> _TASK STATEMENT_
List all lines in the material below that contain "color".
-- Begin ROWS --
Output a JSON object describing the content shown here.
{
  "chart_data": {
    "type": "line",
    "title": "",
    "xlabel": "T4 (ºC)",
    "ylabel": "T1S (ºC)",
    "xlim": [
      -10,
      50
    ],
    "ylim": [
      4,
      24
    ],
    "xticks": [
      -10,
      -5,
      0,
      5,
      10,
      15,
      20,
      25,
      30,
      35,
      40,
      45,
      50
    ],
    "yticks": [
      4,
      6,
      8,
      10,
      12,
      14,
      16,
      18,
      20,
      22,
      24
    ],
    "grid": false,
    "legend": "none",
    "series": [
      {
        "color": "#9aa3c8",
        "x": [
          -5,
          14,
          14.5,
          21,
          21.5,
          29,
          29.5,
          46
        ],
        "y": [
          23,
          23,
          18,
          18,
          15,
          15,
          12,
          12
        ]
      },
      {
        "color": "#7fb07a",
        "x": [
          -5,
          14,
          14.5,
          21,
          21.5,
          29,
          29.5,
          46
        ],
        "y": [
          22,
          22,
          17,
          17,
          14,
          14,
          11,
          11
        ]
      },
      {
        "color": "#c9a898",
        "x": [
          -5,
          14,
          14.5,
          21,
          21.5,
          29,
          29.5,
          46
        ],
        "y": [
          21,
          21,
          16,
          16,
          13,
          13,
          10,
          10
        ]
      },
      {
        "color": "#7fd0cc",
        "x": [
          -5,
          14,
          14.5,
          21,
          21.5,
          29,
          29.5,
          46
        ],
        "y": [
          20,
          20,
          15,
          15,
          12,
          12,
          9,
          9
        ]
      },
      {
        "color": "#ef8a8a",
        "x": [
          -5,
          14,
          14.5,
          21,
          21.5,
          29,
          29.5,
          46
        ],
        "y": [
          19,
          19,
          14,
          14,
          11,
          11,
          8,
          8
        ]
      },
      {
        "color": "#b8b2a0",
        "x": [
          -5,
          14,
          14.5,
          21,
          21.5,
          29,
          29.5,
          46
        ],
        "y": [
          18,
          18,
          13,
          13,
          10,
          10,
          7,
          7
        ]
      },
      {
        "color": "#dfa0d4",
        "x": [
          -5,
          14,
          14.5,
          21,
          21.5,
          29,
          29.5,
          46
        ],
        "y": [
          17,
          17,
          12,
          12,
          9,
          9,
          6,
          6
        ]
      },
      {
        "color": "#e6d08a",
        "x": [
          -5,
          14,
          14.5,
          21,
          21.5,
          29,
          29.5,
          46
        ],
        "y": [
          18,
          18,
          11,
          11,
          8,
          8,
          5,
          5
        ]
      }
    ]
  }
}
-- End ROWS --
> _ANSWER TO THIS EXERCISE_
        "color": "#9aa3c8",
        "color": "#7fb07a",
        "color": "#c9a898",
        "color": "#7fd0cc",
        "color": "#ef8a8a",
        "color": "#b8b2a0",
        "color": "#dfa0d4",
        "color": "#e6d08a",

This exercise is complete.